**Problem to solve:** Every line of the material is to be repeated exactly as it stands.

## START Extracted records

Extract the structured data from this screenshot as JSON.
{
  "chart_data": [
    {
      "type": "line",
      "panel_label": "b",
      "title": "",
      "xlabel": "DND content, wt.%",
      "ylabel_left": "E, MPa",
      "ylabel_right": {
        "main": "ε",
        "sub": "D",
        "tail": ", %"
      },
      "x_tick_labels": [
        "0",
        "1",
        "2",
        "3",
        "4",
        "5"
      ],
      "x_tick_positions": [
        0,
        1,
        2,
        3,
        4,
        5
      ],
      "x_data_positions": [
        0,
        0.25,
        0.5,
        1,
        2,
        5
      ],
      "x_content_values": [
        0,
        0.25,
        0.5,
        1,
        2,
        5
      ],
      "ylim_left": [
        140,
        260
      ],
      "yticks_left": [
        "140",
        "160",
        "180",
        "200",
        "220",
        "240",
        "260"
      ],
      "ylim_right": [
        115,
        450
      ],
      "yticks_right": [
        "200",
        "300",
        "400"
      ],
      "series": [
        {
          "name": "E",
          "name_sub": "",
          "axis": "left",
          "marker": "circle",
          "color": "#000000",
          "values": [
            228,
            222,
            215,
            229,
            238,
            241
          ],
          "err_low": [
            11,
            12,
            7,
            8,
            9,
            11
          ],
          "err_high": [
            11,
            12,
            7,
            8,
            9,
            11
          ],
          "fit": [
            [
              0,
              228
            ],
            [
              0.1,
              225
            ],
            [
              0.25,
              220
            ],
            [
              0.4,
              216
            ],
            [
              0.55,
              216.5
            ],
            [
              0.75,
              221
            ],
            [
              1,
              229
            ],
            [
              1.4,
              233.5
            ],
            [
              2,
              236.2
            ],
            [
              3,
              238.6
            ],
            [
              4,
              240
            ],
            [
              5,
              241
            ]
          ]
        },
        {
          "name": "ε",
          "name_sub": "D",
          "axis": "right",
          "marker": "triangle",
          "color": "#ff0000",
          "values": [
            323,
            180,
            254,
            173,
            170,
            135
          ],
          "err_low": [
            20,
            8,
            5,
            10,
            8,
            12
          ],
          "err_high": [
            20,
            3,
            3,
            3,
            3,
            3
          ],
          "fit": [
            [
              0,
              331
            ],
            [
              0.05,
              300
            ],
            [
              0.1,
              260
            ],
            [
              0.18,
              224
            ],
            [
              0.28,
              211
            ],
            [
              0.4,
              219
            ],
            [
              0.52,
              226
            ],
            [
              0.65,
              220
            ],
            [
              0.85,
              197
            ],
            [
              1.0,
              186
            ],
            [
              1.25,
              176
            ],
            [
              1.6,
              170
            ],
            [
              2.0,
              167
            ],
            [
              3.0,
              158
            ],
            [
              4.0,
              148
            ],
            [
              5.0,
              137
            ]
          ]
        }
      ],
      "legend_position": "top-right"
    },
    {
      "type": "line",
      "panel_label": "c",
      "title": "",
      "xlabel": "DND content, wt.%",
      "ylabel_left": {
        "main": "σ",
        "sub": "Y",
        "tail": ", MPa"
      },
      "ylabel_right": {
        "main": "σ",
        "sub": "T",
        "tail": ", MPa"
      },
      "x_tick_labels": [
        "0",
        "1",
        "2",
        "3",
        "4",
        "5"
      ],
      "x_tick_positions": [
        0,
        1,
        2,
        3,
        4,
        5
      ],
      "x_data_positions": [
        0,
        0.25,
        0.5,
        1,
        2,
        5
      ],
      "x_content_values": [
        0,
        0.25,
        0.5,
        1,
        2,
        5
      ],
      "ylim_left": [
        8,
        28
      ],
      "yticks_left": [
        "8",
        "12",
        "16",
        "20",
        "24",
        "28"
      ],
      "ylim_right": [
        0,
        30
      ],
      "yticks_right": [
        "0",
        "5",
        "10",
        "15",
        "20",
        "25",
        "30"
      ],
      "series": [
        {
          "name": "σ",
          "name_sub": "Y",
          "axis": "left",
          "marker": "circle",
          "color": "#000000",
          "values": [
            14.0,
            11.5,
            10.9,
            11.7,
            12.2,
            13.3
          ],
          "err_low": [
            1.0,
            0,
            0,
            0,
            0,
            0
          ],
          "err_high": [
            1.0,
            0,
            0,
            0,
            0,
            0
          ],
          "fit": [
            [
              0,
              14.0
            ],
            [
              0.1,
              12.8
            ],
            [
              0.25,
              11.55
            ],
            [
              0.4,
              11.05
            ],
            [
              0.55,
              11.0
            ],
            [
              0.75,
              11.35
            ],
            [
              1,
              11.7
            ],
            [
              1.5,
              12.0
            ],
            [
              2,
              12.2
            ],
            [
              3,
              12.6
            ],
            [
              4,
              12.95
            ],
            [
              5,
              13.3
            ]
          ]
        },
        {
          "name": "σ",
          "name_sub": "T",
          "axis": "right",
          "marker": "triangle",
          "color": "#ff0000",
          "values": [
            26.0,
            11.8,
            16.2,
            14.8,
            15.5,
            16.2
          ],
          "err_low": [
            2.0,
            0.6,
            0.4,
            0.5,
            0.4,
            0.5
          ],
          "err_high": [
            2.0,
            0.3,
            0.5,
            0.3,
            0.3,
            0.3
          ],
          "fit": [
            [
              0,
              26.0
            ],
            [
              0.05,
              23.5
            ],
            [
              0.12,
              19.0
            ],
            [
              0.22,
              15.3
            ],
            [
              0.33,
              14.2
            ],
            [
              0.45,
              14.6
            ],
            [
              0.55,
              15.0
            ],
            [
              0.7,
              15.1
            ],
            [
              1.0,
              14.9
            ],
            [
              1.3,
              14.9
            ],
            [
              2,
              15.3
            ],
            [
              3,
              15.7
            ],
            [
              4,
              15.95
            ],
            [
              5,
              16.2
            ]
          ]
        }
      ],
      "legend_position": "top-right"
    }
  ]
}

## END Extracted records

**Completed task:**
Extract the structured data from this screenshot as JSON.
{
  "chart_data": [
    {
      "type": "line",
      "panel_label": "b",
      "title": "",
      "xlabel": "DND content, wt.%",
      "ylabel_left": "E, MPa",
      "ylabel_right": {
        "main": "ε",
        "sub": "D",
        "tail": ", %"
      },
      "x_tick_labels": [
        "0",
        "1",
        "2",
        "3",
        "4",
        "5"
      ],
      "x_tick_positions": [
        0,
        1,
        2,
        3,
        4,
        5
      ],
      "x_data_positions": [
        0,
        0.25,
        0.5,
        1,
        2,
        5
      ],
      "x_content_values": [
        0,
        0.25,
        0.5,
        1,
        2,
        5
      ],
      "ylim_left": [
        140,
        260
      ],
      "yticks_left": [
        "140",
        "160",
        "180",
        "200",
        "220",
        "240",
        "260"
      ],
      "ylim_right": [
        115,
        450
      ],
      "yticks_right": [
        "200",
        "300",
        "400"
      ],
      "series": [
        {
          "name": "E",
          "name_sub": "",
          "axis": "left",
          "marker": "circle",
          "color": "#000000",
          "values": [
            228,
            222,
            215,
            229,
            238,
            241
          ],
          "err_low": [
            11,
            12,
            7,
            8,
            9,
            11
          ],
          "err_high": [
            11,
            12,
            7,
            8,
            9,
            11
          ],
          "fit": [
            [
              0,
              228
            ],
            [
              0.1,
              225
            ],
            [
              0.25,
              220
            ],
            [
              0.4,
              216
            ],
            [
              0.55,
              216.5
            ],
            [
              0.75,
              221
            ],
            [
              1,
              229
            ],
            [
              1.4,
              233.5
            ],
            [
              2,
              236.2
            ],
            [
              3,
              238.6
            ],
            [
              4,
              240
            ],
            [
              5,
              241
            ]
          ]
        },
        {
          "name": "ε",
          "name_sub": "D",
          "axis": "right",
          "marker": "triangle",
          "color": "#ff0000",
          "values": [
            323,
            180,
            254,
            173,
            170,
            135
          ],
          "err_low": [
            20,
            8,
            5,
            10,
            8,
            12
          ],
          "err_high": [
            20,
            3,
            3,
            3,
            3,
            3
          ],
          "fit": [
            [
              0,
              331
            ],
            [
              0.05,
              300
            ],
            [
              0.1,
              260
            ],
            [
              0.18,
              224
            ],
            [
              0.28,
              211
            ],
            [
              0.4,
              219
            ],
            [
              0.52,
              226
            ],
            [
              0.65,
              220
            ],
            [
              0.85,
              197
            ],
            [
              1.0,
              186
            ],
            [
              1.25,
              176
            ],
            [
              1.6,
              170
            ],
            [
              2.0,
              167
            ],
            [
              3.0,
              158
            ],
            [
              4.0,
              148
            ],
            [
              5.0,
              137
            ]
          ]
        }
      ],
      "legend_position": "top-right"
    },
    {
      "type": "line",
      "panel_label": "c",
      "title": "",
      "xlabel": "DND content, wt.%",
      "ylabel_left": {
        "main": "σ",
        "sub": "Y",
        "tail": ", MPa"
      },
      "ylabel_right": {
        "main": "σ",
        "sub": "T",
        "tail": ", MPa"
      },
      "x_tick_labels": [
        "0",
        "1",
        "2",
        "3",
        "4",
        "5"
      ],
      "x_tick_positions": [
        0,
        1,
        2,
        3,
        4,
        5
      ],
      "x_data_positions": [
        0,
        0.25,
        0.5,
        1,
        2,
        5
      ],
      "x_content_values": [
        0,
        0.25,
        0.5,
        1,
        2,
        5
      ],
      "ylim_left": [
        8,
        28
      ],
      "yticks_left": [
        "8",
        "12",
        "16",
        "20",
        "24",
        "28"
      ],
      "ylim_right": [
        0,
        30
      ],
      "yticks_right": [
        "0",
        "5",
        "10",
        "15",
        "20",
        "25",
        "30"
      ],
      "series": [
        {
          "name": "σ",
          "name_sub": "Y",
          "axis": "left",
          "marker": "circle",
          "color": "#000000",
          "values": [
            14.0,
            11.5,
            10.9,
            11.7,
            12.2,
            13.3
          ],
          "err_low": [
            1.0,
            0,
            0,
            0,
            0,
            0
          ],
          "err_high": [
            1.0,
            0,
            0,
            0,
            0,
            0
          ],
          "fit": [
            [
              0,
              14.0
            ],
            [
              0.1,
              12.8
            ],
            [
              0.25,
              11.55
            ],
            [
              0.4,
              11.05
            ],
            [
              0.55,
              11.0
            ],
            [
              0.75,
              11.35
            ],
            [
              1,
              11.7
            ],
            [
              1.5,
              12.0
            ],
            [
              2,
              12.2
            ],
            [
              3,
              12.6
            ],
            [
              4,
              12.95
            ],
            [
              5,
              13.3
            ]
          ]
        },
        {
          "name": "σ",
          "name_sub": "T",
          "axis": "right",
          "marker": "triangle",
          "color": "#ff0000",
          "values": [
            26.0,
            11.8,
            16.2,
            14.8,
            15.5,
            16.2
          ],
          "err_low": [
            2.0,
            0.6,
            0.4,
            0.5,
            0.4,
            0.5
          ],
          "err_high": [
            2.0,
            0.3,
            0.5,
            0.3,
            0.3,
            0.3
          ],
          "fit": [
            [
              0,
              26.0
            ],
            [
              0.05,
              23.5
            ],
            [
              0.12,
              19.0
            ],
            [
              0.22,
              15.3
            ],
            [
              0.33,
              14.2
            ],
            [
              0.45,
              14.6
            ],
            [
              0.55,
              15.0
            ],
            [
              0.7,
              15.1
            ],
            [
              1.0,
              14.9
            ],
            [
              1.3,
              14.9
            ],
            [
              2,
              15.3
            ],
            [
              3,
              15.7
            ],
            [
              4,
              15.95
            ],
            [
              5,
              16.2
            ]
          ]
        }
      ],
      "legend_position": "top-right"
    }
  ]
}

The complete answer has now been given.